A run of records

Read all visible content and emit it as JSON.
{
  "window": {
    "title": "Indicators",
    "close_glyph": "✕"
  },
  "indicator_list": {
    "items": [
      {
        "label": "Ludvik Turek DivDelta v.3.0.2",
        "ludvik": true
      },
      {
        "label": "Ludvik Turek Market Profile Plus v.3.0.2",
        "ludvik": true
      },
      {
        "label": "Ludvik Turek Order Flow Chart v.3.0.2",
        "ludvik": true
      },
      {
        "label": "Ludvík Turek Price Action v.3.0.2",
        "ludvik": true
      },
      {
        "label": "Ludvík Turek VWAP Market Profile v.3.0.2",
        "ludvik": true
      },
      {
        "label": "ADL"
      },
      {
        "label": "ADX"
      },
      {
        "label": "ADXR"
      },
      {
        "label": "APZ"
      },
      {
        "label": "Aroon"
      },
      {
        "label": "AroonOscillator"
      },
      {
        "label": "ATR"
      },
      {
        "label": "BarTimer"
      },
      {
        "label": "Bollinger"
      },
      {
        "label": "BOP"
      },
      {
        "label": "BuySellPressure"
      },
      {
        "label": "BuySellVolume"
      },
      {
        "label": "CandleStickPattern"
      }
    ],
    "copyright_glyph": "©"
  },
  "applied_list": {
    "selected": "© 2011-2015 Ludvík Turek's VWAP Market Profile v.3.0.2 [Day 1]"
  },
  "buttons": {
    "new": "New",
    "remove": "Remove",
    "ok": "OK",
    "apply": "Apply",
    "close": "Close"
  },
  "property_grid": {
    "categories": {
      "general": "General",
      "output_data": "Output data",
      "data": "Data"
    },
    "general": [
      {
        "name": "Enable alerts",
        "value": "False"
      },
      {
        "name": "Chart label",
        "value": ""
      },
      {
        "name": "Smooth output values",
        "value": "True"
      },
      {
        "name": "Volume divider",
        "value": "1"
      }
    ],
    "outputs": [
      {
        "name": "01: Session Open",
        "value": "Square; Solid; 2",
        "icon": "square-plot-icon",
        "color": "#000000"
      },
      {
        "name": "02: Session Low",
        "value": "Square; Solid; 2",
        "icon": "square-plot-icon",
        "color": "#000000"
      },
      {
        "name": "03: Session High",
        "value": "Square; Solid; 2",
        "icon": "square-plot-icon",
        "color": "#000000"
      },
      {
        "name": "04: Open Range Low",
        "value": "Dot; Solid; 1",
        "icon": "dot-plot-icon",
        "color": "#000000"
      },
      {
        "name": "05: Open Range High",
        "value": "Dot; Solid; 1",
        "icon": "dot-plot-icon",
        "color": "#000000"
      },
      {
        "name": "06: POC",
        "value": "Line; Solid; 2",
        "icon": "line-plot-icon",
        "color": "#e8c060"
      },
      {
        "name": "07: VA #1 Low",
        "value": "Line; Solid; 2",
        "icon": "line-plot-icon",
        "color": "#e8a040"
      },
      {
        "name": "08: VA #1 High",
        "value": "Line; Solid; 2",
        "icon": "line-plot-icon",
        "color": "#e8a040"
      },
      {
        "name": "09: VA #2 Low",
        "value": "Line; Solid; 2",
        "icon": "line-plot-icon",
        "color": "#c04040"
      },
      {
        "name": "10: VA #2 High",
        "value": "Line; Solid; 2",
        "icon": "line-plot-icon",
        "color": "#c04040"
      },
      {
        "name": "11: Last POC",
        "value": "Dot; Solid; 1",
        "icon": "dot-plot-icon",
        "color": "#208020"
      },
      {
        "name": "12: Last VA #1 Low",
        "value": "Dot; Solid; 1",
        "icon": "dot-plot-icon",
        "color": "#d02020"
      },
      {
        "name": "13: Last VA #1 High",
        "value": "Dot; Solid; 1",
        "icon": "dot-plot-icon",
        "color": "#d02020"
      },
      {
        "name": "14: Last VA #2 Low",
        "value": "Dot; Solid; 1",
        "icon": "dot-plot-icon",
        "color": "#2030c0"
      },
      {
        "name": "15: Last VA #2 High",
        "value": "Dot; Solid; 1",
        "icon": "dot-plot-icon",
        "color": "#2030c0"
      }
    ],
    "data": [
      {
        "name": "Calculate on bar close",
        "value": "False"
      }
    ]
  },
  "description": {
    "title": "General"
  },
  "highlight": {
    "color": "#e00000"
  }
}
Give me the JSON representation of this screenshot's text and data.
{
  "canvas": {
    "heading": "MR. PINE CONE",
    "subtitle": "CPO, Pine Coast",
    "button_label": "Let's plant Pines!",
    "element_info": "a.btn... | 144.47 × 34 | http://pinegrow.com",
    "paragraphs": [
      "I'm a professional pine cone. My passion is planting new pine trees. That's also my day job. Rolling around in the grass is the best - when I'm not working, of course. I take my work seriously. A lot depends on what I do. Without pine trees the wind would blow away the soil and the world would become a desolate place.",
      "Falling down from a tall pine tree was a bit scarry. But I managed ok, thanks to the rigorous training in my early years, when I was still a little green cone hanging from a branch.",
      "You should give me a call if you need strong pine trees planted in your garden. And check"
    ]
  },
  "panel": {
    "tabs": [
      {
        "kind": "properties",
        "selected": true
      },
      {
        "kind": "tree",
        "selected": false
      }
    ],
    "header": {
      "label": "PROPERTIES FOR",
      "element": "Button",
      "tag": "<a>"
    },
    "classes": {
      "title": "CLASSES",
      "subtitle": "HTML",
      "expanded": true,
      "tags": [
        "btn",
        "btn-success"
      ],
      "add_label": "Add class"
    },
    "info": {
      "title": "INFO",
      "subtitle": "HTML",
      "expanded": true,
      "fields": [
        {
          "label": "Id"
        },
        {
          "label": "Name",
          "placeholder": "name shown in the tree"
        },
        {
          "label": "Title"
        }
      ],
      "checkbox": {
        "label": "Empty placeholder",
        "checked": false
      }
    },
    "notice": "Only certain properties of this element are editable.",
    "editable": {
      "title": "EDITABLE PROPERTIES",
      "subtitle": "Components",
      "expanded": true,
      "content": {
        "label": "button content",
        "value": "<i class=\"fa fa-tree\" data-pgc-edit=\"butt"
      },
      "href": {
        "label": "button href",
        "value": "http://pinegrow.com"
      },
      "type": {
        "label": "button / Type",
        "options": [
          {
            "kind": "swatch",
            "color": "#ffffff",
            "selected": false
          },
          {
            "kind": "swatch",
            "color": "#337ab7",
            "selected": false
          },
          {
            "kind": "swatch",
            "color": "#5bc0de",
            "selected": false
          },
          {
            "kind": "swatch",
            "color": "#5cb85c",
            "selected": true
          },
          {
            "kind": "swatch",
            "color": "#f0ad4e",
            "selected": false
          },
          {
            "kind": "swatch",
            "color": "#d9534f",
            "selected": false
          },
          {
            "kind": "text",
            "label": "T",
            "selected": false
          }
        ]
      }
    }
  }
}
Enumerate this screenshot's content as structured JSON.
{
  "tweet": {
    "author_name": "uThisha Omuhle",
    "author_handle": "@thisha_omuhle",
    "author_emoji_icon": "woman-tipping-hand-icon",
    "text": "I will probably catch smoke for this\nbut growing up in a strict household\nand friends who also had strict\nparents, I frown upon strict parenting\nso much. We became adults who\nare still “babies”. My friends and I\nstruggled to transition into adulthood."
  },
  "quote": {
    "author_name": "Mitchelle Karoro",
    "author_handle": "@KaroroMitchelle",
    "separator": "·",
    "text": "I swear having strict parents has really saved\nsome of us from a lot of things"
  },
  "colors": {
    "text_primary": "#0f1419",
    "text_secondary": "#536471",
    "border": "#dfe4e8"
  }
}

WRITTEN EXERCISE » Repeat only the stretch of lines that opens with the line containing "Enumerate this screenshot's" and closes with the final line of the entries, both included, exactly as written.

OUTPUT FOR THIS EXERCISE »
Enumerate this screenshot's content as structured JSON.
{
  "tweet": {
    "author_name": "uThisha Omuhle",
    "author_handle": "@thisha_omuhle",
    "author_emoji_icon": "woman-tipping-hand-icon",
    "text": "I will probably catch smoke for this\nbut growing up in a strict household\nand friends who also had strict\nparents, I frown upon strict parenting\nso much. We became adults who\nare still “babies”. My friends and I\nstruggled to transition into adulthood."
  },
  "quote": {
    "author_name": "Mitchelle Karoro",
    "author_handle": "@KaroroMitchelle",
    "separator": "·",
    "text": "I swear having strict parents has really saved\nsome of us from a lot of things"
  },
  "colors": {
    "text_primary": "#0f1419",
    "text_secondary": "#536471",
    "border": "#dfe4e8"
  }
}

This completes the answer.